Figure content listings
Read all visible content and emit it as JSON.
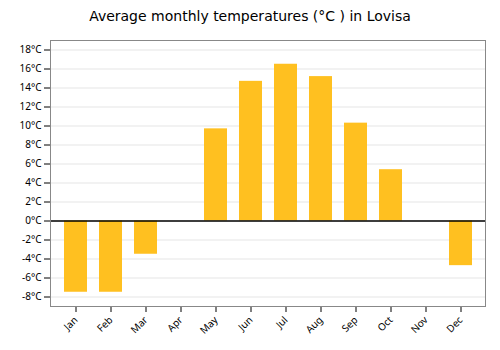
{
  "chart_data": {
    "type": "bar",
    "title": "Average monthly temperatures (°C ) in Lovisa",
    "categories": [
      "Jan",
      "Feb",
      "Mar",
      "Apr",
      "May",
      "Jun",
      "Jul",
      "Aug",
      "Sep",
      "Oct",
      "Nov",
      "Dec"
    ],
    "values": [
      -7.5,
      -7.5,
      -3.5,
      0.0,
      9.7,
      14.7,
      16.5,
      15.2,
      10.3,
      5.4,
      0.0,
      -4.7
    ],
    "color": "#FFC020",
    "ylim": [
      -9,
      19
    ],
    "yticks": [
      {
        "value": -8,
        "label": "-8°C"
      },
      {
        "value": -6,
        "label": "-6°C"
      },
      {
        "value": -4,
        "label": "-4°C"
      },
      {
        "value": -2,
        "label": "-2°C"
      },
      {
        "value": 0,
        "label": "0°C"
      },
      {
        "value": 2,
        "label": "2°C"
      },
      {
        "value": 4,
        "label": "4°C"
      },
      {
        "value": 6,
        "label": "6°C"
      },
      {
        "value": 8,
        "label": "8°C"
      },
      {
        "value": 10,
        "label": "10°C"
      },
      {
        "value": 12,
        "label": "12°C"
      },
      {
        "value": 14,
        "label": "14°C"
      },
      {
        "value": 16,
        "label": "16°C"
      },
      {
        "value": 18,
        "label": "18°C"
      }
    ],
    "grid": true
  }
}
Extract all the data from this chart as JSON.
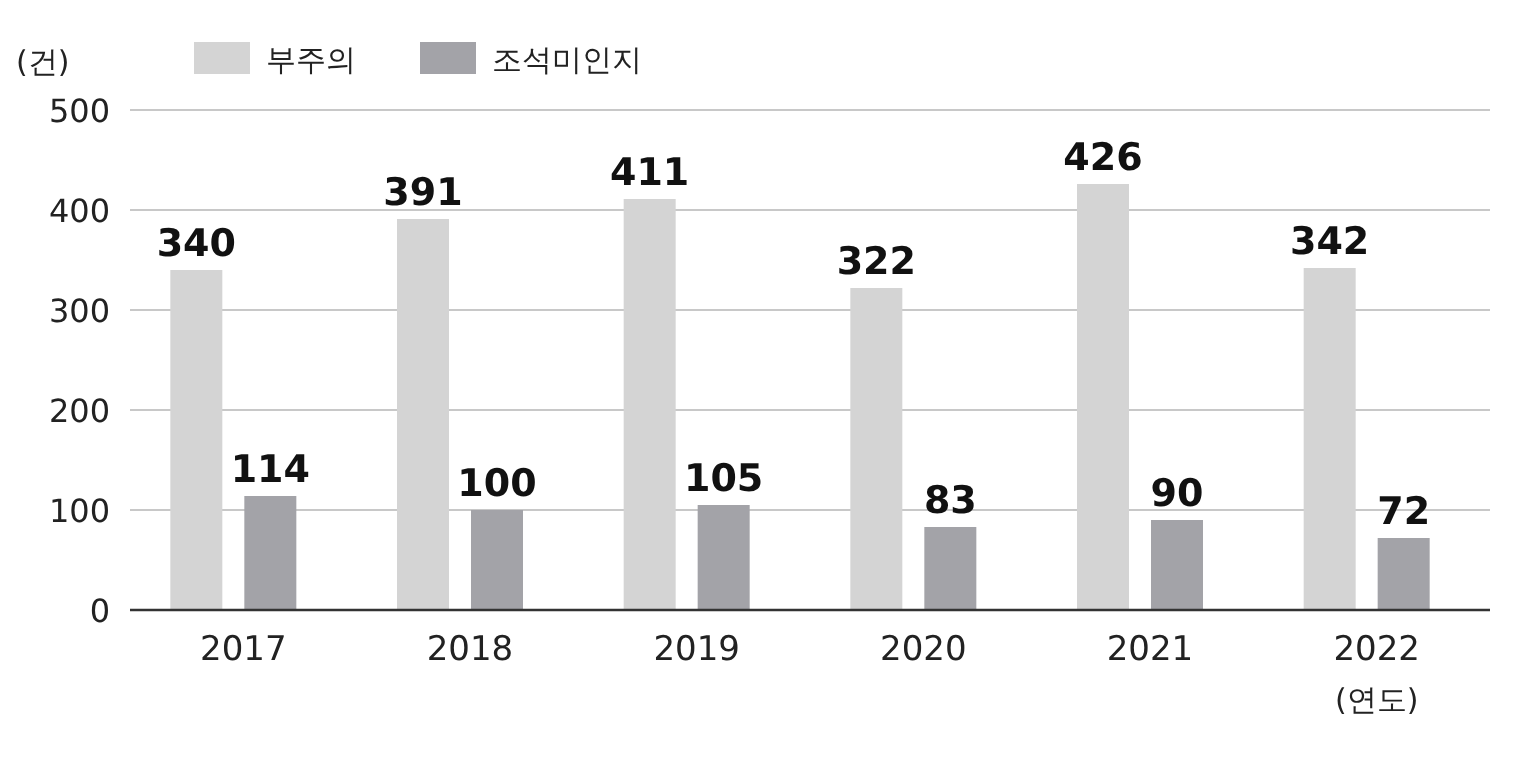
{
  "chart_data": {
    "type": "bar",
    "ylabel": "(건)",
    "xlabel": "(연도)",
    "categories": [
      "2017",
      "2018",
      "2019",
      "2020",
      "2021",
      "2022"
    ],
    "series": [
      {
        "name": "부주의",
        "color": "#d4d4d4",
        "values": [
          340,
          391,
          411,
          322,
          426,
          342
        ]
      },
      {
        "name": "조석미인지",
        "color": "#a3a3a8",
        "values": [
          114,
          100,
          105,
          83,
          90,
          72
        ]
      }
    ],
    "ylim": [
      0,
      500
    ],
    "yticks": [
      0,
      100,
      200,
      300,
      400,
      500
    ],
    "grid": "y",
    "legend": "top left",
    "data_labels": true
  }
}
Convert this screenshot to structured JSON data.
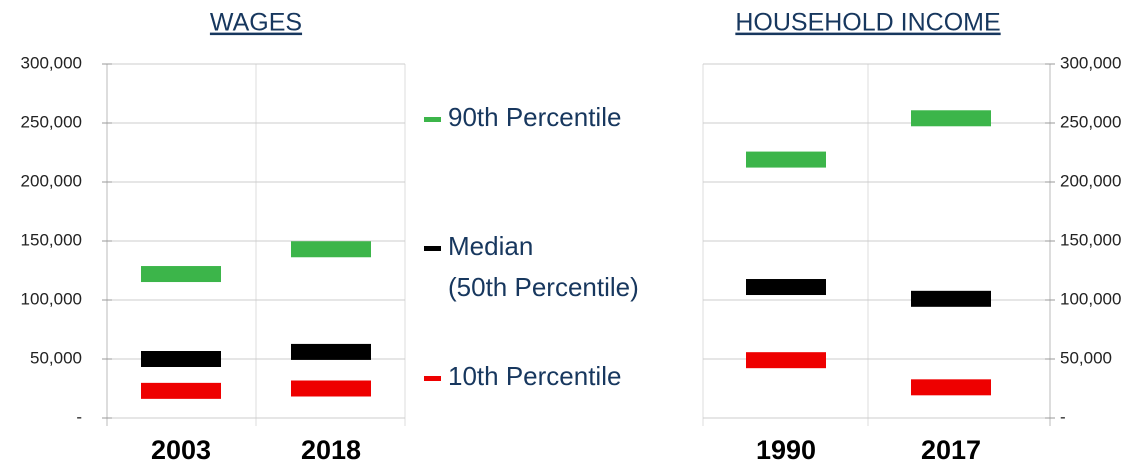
{
  "chart_data": [
    {
      "type": "marker",
      "title": "WAGES",
      "categories": [
        "2003",
        "2018"
      ],
      "series": [
        {
          "name": "90th Percentile",
          "color": "#3cb54a",
          "values": [
            122000,
            143000
          ]
        },
        {
          "name": "Median (50th Percentile)",
          "color": "#000000",
          "values": [
            50000,
            56000
          ]
        },
        {
          "name": "10th Percentile",
          "color": "#ee0000",
          "values": [
            23000,
            25000
          ]
        }
      ],
      "ylim": [
        0,
        300000
      ],
      "yticks": [
        {
          "value": 0,
          "label": "-"
        },
        {
          "value": 50000,
          "label": "50,000"
        },
        {
          "value": 100000,
          "label": "100,000"
        },
        {
          "value": 150000,
          "label": "150,000"
        },
        {
          "value": 200000,
          "label": "200,000"
        },
        {
          "value": 250000,
          "label": "250,000"
        },
        {
          "value": 300000,
          "label": "300,000"
        }
      ],
      "grid": true,
      "axis_side": "left"
    },
    {
      "type": "marker",
      "title": "HOUSEHOLD INCOME",
      "categories": [
        "1990",
        "2017"
      ],
      "series": [
        {
          "name": "90th Percentile",
          "color": "#3cb54a",
          "values": [
            219000,
            254000
          ]
        },
        {
          "name": "Median (50th Percentile)",
          "color": "#000000",
          "values": [
            111000,
            101000
          ]
        },
        {
          "name": "10th Percentile",
          "color": "#ee0000",
          "values": [
            49000,
            26000
          ]
        }
      ],
      "ylim": [
        0,
        300000
      ],
      "yticks": [
        {
          "value": 0,
          "label": "-"
        },
        {
          "value": 50000,
          "label": "50,000"
        },
        {
          "value": 100000,
          "label": "100,000"
        },
        {
          "value": 150000,
          "label": "150,000"
        },
        {
          "value": 200000,
          "label": "200,000"
        },
        {
          "value": 250000,
          "label": "250,000"
        },
        {
          "value": 300000,
          "label": "300,000"
        }
      ],
      "grid": true,
      "axis_side": "right"
    }
  ]
}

Task prompt → Reproduce each line exactly, please, except for any pictures.

Full solution →
Read all visible content and emit it as JSON.
{
  "chart_data": {
    "type": "bar",
    "title": "Average monthly temperatures (°C ) in Lovisa",
    "categories": [
      "Jan",
      "Feb",
      "Mar",
      "Apr",
      "May",
      "Jun",
      "Jul",
      "Aug",
      "Sep",
      "Oct",
      "Nov",
      "Dec"
    ],
    "values": [
      -7.5,
      -7.5,
      -3.5,
      0.0,
      9.7,
      14.7,
      16.5,
      15.2,
      10.3,
      5.4,
      0.0,
      -4.7
    ],
    "color": "#FFC020",
    "ylim": [
      -9,
      19
    ],
    "yticks": [
      {
        "value": -8,
        "label": "-8°C"
      },
      {
        "value": -6,
        "label": "-6°C"
      },
      {
        "value": -4,
        "label": "-4°C"
      },
      {
        "value": -2,
        "label": "-2°C"
      },
      {
        "value": 0,
        "label": "0°C"
      },
      {
        "value": 2,
        "label": "2°C"
      },
      {
        "value": 4,
        "label": "4°C"
      },
      {
        "value": 6,
        "label": "6°C"
      },
      {
        "value": 8,
        "label": "8°C"
      },
      {
        "value": 10,
        "label": "10°C"
      },
      {
        "value": 12,
        "label": "12°C"
      },
      {
        "value": 14,
        "label": "14°C"
      },
      {
        "value": 16,
        "label": "16°C"
      },
      {
        "value": 18,
        "label": "18°C"
      }
    ],
    "grid": true
  }
}
Extract all the data from this chart as JSON.
{
  "chart_data": {
    "type": "bar",
    "ylabel": "(건)",
    "xlabel": "(연도)",
    "categories": [
      "2017",
      "2018",
      "2019",
      "2020",
      "2021",
      "2022"
    ],
    "series": [
      {
        "name": "부주의",
        "color": "#d4d4d4",
        "values": [
          340,
          391,
          411,
          322,
          426,
          342
        ]
      },
      {
        "name": "조석미인지",
        "color": "#a3a3a8",
        "values": [
          114,
          100,
          105,
          83,
          90,
          72
        ]
      }
    ],
    "ylim": [
      0,
      500
    ],
    "yticks": [
      0,
      100,
      200,
      300,
      400,
      500
    ],
    "grid": "y",
    "legend": "top left",
    "data_labels": true
  }
}
Convert this screenshot to structured JSON data.
{
  "chart_data": [
    {
      "type": "marker",
      "title": "WAGES",
      "categories": [
        "2003",
        "2018"
      ],
      "series": [
        {
          "name": "90th Percentile",
          "color": "#3cb54a",
          "values": [
            122000,
            143000
          ]
        },
        {
          "name": "Median (50th Percentile)",
          "color": "#000000",
          "values": [
            50000,
            56000
          ]
        },
        {
          "name": "10th Percentile",
          "color": "#ee0000",
          "values": [
            23000,
            25000
          ]
        }
      ],
      "ylim": [
        0,
        300000
      ],
      "yticks": [
        {
          "value": 0,
          "label": "-"
        },
        {
          "value": 50000,
          "label": "50,000"
        },
        {
          "value": 100000,
          "label": "100,000"
        },
        {
          "value": 150000,
          "label": "150,000"
        },
        {
          "value": 200000,
          "label": "200,000"
        },
        {
          "value": 250000,
          "label": "250,000"
        },
        {
          "value": 300000,
          "label": "300,000"
        }
      ],
      "grid": true,
      "axis_side": "left"
    },
    {
      "type": "marker",
      "title": "HOUSEHOLD INCOME",
      "categories": [
        "1990",
        "2017"
      ],
      "series": [
        {
          "name": "90th Percentile",
          "color": "#3cb54a",
          "values": [
            219000,
            254000
          ]
        },
        {
          "name": "Median (50th Percentile)",
          "color": "#000000",
          "values": [
            111000,
            101000
          ]
        },
        {
          "name": "10th Percentile",
          "color": "#ee0000",
          "values": [
            49000,
            26000
          ]
        }
      ],
      "ylim": [
        0,
        300000
      ],
      "yticks": [
        {
          "value": 0,
          "label": "-"
        },
        {
          "value": 50000,
          "label": "50,000"
        },
        {
          "value": 100000,
          "label": "100,000"
        },
        {
          "value": 150000,
          "label": "150,000"
        },
        {
          "value": 200000,
          "label": "200,000"
        },
        {
          "value": 250000,
          "label": "250,000"
        },
        {
          "value": 300000,
          "label": "300,000"
        }
      ],
      "grid": true,
      "axis_side": "right"
    }
  ]
}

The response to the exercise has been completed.